### DIRECTIVE
In the listing below, find every line containing "aussi" and copy it out.
═════ PROVIDED ENTRIES
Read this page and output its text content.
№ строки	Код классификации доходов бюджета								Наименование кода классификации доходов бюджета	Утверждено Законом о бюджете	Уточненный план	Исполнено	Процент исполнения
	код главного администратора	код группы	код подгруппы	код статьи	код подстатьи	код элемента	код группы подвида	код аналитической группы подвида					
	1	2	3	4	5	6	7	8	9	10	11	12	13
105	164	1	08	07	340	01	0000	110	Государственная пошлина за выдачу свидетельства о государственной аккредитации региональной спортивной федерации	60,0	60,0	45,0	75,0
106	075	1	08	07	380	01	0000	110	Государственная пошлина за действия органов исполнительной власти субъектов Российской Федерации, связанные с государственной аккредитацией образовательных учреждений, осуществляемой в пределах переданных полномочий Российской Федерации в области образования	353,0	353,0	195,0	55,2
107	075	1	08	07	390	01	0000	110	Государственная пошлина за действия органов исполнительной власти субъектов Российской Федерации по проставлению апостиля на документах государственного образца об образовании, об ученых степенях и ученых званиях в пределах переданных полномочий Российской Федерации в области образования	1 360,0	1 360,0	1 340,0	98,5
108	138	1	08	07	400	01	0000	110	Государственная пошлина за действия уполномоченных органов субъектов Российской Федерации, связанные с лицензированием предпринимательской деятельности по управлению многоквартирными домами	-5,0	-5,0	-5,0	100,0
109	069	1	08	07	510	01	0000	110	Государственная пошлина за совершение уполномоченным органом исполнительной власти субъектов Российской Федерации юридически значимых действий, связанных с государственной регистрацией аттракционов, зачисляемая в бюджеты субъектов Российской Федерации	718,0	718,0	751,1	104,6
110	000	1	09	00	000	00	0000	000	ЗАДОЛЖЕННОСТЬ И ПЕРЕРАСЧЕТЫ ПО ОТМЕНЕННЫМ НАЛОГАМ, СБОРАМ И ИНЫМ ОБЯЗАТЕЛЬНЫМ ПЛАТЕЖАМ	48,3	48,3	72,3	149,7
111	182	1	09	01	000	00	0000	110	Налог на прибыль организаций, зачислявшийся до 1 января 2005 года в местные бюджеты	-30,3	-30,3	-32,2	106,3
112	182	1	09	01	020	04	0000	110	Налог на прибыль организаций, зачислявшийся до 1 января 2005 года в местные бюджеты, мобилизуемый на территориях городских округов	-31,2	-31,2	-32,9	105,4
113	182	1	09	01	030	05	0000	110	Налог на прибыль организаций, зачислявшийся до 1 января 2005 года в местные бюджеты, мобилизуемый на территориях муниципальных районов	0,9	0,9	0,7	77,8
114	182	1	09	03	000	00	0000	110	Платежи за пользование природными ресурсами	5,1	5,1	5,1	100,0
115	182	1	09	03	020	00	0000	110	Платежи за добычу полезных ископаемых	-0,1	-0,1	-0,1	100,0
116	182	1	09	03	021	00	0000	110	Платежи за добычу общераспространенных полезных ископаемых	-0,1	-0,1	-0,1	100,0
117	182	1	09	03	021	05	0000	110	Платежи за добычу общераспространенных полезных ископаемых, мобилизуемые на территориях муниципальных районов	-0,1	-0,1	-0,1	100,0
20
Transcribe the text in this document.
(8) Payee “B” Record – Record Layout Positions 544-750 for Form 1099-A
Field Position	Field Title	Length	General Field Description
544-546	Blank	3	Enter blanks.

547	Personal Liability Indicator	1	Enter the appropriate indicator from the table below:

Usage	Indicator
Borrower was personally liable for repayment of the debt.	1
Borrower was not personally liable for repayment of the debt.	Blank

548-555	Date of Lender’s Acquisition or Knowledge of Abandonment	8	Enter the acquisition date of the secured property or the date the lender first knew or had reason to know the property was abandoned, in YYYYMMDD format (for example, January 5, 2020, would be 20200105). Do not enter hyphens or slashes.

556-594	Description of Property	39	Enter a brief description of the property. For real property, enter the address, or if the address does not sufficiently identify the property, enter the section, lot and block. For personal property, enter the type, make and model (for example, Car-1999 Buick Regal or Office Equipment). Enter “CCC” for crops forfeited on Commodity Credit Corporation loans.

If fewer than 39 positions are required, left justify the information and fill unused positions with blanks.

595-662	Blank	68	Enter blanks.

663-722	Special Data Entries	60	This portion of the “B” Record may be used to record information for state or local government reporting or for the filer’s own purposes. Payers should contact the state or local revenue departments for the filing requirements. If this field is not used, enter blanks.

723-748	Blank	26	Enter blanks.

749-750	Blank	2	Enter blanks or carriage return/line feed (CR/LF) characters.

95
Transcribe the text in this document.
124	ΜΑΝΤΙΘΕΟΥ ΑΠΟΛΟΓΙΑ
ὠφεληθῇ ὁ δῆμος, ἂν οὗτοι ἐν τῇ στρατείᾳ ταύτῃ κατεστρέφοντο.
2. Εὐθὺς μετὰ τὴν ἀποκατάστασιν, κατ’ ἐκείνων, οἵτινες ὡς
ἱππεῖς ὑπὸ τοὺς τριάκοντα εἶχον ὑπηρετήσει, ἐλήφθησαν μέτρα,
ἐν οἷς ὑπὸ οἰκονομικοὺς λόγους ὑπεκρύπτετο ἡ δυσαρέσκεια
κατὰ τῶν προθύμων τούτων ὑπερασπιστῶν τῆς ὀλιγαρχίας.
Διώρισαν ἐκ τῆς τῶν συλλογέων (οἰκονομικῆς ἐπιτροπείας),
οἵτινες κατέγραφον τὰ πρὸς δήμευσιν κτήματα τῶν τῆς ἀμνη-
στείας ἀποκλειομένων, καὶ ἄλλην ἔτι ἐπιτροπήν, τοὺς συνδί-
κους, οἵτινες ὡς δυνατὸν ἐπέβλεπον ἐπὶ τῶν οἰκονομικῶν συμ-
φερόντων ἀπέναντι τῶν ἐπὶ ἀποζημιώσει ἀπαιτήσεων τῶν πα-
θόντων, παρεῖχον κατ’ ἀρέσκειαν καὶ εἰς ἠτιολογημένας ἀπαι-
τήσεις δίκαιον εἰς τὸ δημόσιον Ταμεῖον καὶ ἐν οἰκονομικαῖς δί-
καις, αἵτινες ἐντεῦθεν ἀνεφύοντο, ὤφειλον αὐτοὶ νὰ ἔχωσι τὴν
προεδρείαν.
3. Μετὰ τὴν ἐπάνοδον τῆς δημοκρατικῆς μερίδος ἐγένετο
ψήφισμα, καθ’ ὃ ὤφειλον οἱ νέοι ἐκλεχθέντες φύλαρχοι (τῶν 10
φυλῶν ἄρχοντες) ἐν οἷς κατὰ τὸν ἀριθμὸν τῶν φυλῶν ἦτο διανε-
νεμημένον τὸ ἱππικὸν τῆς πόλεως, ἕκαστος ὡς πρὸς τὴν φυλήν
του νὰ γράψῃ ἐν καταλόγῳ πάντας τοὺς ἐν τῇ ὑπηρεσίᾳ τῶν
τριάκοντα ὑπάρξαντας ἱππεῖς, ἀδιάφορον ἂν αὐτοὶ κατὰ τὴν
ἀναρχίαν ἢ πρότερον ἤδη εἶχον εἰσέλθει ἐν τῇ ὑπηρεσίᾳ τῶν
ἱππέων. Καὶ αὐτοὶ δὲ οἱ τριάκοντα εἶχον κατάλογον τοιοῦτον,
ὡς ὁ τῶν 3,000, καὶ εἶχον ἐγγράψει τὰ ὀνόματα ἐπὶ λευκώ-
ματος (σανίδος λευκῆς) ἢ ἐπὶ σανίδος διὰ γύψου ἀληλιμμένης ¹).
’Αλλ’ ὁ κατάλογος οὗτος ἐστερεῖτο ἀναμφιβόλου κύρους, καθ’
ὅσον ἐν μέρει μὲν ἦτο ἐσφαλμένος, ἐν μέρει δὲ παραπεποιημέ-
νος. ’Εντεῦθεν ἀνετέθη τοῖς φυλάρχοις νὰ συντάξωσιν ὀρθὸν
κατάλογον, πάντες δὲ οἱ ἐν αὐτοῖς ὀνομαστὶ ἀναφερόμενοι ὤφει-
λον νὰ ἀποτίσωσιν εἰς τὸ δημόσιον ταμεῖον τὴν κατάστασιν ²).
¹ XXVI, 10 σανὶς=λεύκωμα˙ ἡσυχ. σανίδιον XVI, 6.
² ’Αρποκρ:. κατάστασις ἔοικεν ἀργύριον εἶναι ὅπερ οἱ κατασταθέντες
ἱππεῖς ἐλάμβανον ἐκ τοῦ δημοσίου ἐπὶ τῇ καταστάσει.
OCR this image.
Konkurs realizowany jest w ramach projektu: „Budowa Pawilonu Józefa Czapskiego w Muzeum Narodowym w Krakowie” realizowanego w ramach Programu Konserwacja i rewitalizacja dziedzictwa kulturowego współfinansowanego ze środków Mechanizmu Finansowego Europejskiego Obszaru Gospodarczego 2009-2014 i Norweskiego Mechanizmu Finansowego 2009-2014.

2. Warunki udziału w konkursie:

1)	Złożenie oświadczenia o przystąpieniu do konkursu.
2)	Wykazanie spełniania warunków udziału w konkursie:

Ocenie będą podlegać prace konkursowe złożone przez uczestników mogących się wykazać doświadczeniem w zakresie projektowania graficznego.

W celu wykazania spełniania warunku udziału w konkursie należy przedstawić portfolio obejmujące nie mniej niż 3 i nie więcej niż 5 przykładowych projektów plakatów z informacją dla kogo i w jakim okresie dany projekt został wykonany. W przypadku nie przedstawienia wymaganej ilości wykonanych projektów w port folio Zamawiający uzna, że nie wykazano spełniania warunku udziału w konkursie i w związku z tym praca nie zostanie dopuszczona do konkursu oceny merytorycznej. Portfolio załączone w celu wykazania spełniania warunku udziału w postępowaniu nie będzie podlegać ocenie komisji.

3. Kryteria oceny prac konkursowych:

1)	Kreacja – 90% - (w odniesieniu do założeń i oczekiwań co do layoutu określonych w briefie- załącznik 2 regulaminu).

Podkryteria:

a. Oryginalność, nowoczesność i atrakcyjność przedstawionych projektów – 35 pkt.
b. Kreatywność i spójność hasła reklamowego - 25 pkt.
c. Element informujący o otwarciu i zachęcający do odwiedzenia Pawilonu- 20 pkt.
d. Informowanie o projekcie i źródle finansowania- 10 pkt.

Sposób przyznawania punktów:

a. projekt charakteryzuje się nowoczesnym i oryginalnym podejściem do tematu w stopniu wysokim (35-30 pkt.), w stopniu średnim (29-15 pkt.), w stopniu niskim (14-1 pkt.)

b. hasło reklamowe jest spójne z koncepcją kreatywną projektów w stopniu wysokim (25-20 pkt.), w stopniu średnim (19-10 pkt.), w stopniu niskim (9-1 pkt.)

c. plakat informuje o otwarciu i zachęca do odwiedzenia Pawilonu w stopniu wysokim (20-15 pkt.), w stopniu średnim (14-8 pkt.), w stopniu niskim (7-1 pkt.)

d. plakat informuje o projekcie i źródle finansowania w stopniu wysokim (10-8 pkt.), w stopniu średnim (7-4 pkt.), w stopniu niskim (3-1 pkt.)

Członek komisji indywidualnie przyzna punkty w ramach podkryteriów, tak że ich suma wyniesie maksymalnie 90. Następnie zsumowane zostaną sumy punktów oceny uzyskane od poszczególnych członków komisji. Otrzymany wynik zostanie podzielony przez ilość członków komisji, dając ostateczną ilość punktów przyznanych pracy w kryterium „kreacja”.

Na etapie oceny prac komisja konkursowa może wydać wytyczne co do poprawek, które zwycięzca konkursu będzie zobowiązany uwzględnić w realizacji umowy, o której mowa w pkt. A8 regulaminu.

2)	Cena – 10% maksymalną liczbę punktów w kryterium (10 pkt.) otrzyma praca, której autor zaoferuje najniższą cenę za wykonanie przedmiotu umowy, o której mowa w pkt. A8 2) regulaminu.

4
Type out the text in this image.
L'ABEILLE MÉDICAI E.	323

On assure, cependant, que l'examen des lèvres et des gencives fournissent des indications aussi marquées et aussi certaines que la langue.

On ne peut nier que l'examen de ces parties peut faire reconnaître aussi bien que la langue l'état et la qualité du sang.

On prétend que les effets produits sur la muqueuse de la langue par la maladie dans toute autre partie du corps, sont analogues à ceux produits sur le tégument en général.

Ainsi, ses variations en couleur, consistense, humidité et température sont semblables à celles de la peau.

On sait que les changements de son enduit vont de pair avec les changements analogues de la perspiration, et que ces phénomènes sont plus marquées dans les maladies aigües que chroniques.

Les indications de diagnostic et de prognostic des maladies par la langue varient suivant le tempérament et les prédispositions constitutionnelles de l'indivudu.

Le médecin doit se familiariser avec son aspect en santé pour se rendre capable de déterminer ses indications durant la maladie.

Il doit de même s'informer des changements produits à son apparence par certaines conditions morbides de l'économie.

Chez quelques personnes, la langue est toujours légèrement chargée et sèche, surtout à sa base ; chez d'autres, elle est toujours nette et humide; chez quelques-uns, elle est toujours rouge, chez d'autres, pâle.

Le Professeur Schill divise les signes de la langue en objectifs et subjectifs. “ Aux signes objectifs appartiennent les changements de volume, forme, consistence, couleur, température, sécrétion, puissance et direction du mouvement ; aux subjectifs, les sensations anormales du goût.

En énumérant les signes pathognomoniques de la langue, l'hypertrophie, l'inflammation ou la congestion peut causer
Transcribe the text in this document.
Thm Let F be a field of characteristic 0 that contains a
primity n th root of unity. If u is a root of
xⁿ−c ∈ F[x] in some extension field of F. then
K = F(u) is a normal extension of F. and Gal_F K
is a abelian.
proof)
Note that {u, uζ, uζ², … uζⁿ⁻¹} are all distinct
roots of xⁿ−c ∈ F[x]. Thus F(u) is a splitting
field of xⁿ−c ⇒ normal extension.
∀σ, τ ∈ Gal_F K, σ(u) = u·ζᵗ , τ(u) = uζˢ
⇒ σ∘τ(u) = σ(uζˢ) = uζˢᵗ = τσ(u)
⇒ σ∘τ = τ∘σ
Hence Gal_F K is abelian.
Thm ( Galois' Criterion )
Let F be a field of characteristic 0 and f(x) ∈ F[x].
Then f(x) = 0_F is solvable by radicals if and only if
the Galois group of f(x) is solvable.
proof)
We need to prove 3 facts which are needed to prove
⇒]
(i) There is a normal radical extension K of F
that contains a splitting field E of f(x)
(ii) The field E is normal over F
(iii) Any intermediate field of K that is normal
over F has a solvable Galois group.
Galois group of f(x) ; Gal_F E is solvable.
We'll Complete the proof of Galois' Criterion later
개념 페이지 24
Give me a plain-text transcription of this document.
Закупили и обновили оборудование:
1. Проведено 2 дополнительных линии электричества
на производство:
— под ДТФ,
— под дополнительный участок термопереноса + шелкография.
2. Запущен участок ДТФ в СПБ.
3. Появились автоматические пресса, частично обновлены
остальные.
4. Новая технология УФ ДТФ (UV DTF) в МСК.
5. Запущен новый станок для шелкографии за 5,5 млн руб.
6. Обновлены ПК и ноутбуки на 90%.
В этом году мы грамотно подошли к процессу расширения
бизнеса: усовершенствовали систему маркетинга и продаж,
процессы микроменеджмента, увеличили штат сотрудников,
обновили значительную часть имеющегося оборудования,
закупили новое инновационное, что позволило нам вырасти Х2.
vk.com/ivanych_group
══════════
### RESULT OF THIS TASK
On assure, cependant, que l'examen des lèvres et des gencives fournissent des indications aussi marquées et aussi certaines que la langue.
On ne peut nier que l'examen de ces parties peut faire reconnaître aussi bien que la langue l'état et la qualité du sang.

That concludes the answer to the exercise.